Written exercise:
Can you repeat the text of all the rows below, swapping "perspective view" for "isometric view" and changing nothing else? Leave out the pictures.

Dataset entries:

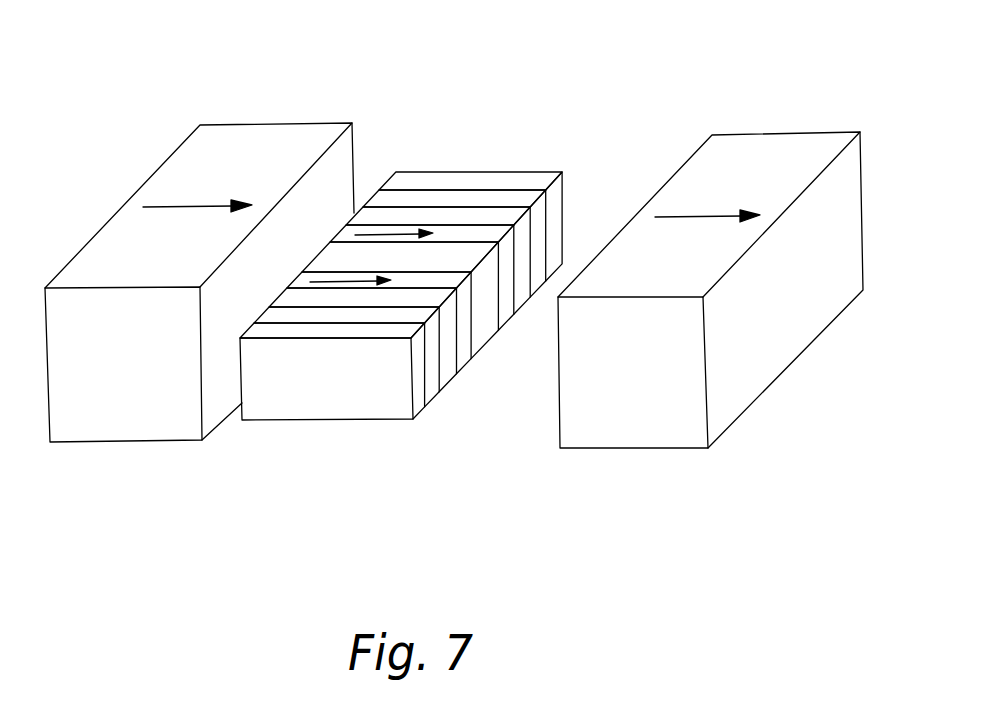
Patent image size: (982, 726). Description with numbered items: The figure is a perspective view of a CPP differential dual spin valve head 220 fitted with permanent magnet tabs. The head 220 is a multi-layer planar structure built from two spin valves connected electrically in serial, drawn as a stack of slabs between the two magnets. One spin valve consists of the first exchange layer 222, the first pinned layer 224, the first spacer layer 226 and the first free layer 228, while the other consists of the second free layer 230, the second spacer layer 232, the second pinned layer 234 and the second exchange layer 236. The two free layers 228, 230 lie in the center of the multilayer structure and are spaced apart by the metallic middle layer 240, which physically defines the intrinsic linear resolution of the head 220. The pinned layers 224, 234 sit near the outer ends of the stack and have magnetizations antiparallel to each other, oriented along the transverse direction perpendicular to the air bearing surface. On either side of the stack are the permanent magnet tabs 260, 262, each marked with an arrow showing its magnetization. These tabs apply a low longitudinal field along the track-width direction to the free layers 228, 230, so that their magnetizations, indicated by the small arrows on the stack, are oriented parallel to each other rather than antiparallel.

The CPP differential dual spin valve head 220 is at (352, 62).
The first exchange layer 222 is at (440, 183).
The first pinned layer 224 is at (507, 200).
The first spacer layer 226 is at (525, 287).
The first free layer 228 is at (507, 303).
The second free layer 230 is at (467, 348).
The second spacer layer 232 is at (452, 400).
The second pinned layer 234 is at (437, 395).
The second exchange layer 236 is at (417, 393).
The metallic middle layer 240 is at (485, 322).
The permanent magnet tab 260 is at (177, 167).
The permanent magnet tab 262 is at (750, 152).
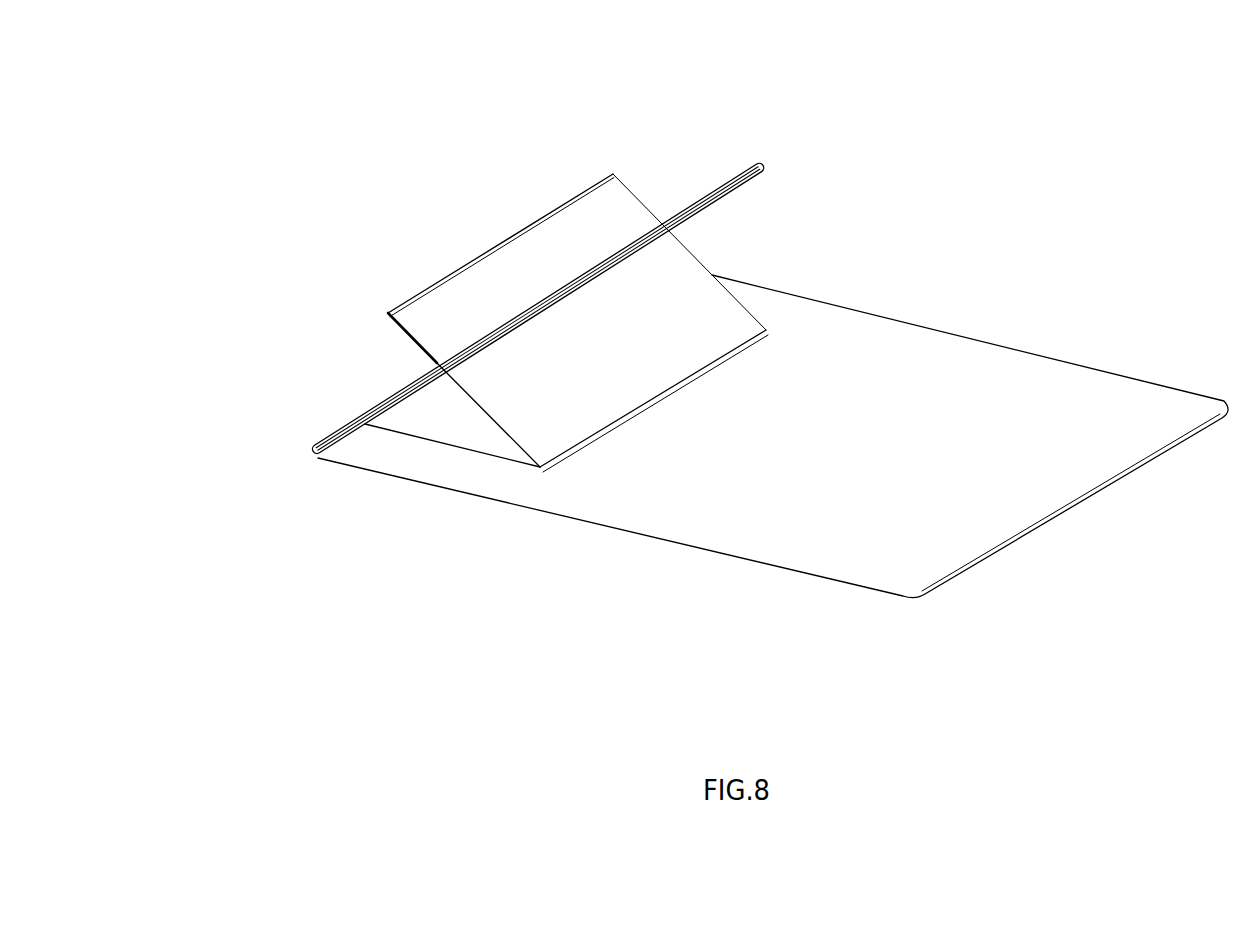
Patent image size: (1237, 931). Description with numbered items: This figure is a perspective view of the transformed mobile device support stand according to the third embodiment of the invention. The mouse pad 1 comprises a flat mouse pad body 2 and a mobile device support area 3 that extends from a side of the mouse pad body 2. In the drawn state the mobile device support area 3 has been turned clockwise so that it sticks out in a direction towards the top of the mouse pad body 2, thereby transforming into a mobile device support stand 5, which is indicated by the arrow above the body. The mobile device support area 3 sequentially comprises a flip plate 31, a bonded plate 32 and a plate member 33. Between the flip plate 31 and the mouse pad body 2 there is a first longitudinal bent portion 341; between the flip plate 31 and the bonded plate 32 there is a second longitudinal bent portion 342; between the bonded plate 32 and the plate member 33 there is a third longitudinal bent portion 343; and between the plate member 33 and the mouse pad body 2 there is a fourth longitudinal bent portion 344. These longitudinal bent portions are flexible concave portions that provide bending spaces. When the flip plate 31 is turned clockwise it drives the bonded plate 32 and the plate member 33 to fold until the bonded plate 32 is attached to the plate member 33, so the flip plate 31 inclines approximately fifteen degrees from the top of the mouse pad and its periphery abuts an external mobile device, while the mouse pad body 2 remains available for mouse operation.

The mouse pad 1 is at (231, 141).
The mouse pad body 2 is at (975, 380).
The mobile device support area 3 is at (264, 218).
The mobile device support stand 5 is at (920, 193).
The flip plate 31 is at (493, 327).
The bonded plate 32 is at (398, 328).
The plate member 33 is at (480, 388).
The first longitudinal bent portion 341 is at (323, 457).
The second longitudinal bent portion 342 is at (640, 235).
The third longitudinal bent portion 343 is at (563, 207).
The fourth longitudinal bent portion 344 is at (573, 451).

Output of the task:
Patent image size: (982, 726). Description with numbered items: The figure is a isometric view of a CPP differential dual spin valve head 220 fitted with permanent magnet tabs. The head 220 is a multi-layer planar structure built from two spin valves connected electrically in serial, drawn as a stack of slabs between the two magnets. One spin valve consists of the first exchange layer 222, the first pinned layer 224, the first spacer layer 226 and the first free layer 228, while the other consists of the second free layer 230, the second spacer layer 232, the second pinned layer 234 and the second exchange layer 236. The two free layers 228, 230 lie in the center of the multilayer structure and are spaced apart by the metallic middle layer 240, which physically defines the intrinsic linear resolution of the head 220. The pinned layers 224, 234 sit near the outer ends of the stack and have magnetizations antiparallel to each other, oriented along the transverse direction perpendicular to the air bearing surface. On either side of the stack are the permanent magnet tabs 260, 262, each marked with an arrow showing its magnetization. These tabs apply a low longitudinal field along the track-width direction to the free layers 228, 230, so that their magnetizations, indicated by the small arrows on the stack, are oriented parallel to each other rather than antiparallel.

The CPP differential dual spin valve head 220 is at (352, 62).
The first exchange layer 222 is at (440, 183).
The first pinned layer 224 is at (507, 200).
The first spacer layer 226 is at (525, 287).
The first free layer 228 is at (507, 303).
The second free layer 230 is at (467, 348).
The second spacer layer 232 is at (452, 400).
The second pinned layer 234 is at (437, 395).
The second exchange layer 236 is at (417, 393).
The metallic middle layer 240 is at (485, 322).
The permanent magnet tab 260 is at (177, 167).
The permanent magnet tab 262 is at (750, 152).
Patent image size: (1237, 931). Description with numbered items: This figure is a isometric view of the transformed mobile device support stand according to the third embodiment of the invention. The mouse pad 1 comprises a flat mouse pad body 2 and a mobile device support area 3 that extends from a side of the mouse pad body 2. In the drawn state the mobile device support area 3 has been turned clockwise so that it sticks out in a direction towards the top of the mouse pad body 2, thereby transforming into a mobile device support stand 5, which is indicated by the arrow above the body. The mobile device support area 3 sequentially comprises a flip plate 31, a bonded plate 32 and a plate member 33. Between the flip plate 31 and the mouse pad body 2 there is a first longitudinal bent portion 341; between the flip plate 31 and the bonded plate 32 there is a second longitudinal bent portion 342; between the bonded plate 32 and the plate member 33 there is a third longitudinal bent portion 343; and between the plate member 33 and the mouse pad body 2 there is a fourth longitudinal bent portion 344. These longitudinal bent portions are flexible concave portions that provide bending spaces. When the flip plate 31 is turned clockwise it drives the bonded plate 32 and the plate member 33 to fold until the bonded plate 32 is attached to the plate member 33, so the flip plate 31 inclines approximately fifteen degrees from the top of the mouse pad and its periphery abuts an external mobile device, while the mouse pad body 2 remains available for mouse operation.

The mouse pad 1 is at (231, 141).
The mouse pad body 2 is at (975, 380).
The mobile device support area 3 is at (264, 218).
The mobile device support stand 5 is at (920, 193).
The flip plate 31 is at (493, 327).
The bonded plate 32 is at (398, 328).
The plate member 33 is at (480, 388).
The first longitudinal bent portion 341 is at (323, 457).
The second longitudinal bent portion 342 is at (640, 235).
The third longitudinal bent portion 343 is at (563, 207).
The fourth longitudinal bent portion 344 is at (573, 451).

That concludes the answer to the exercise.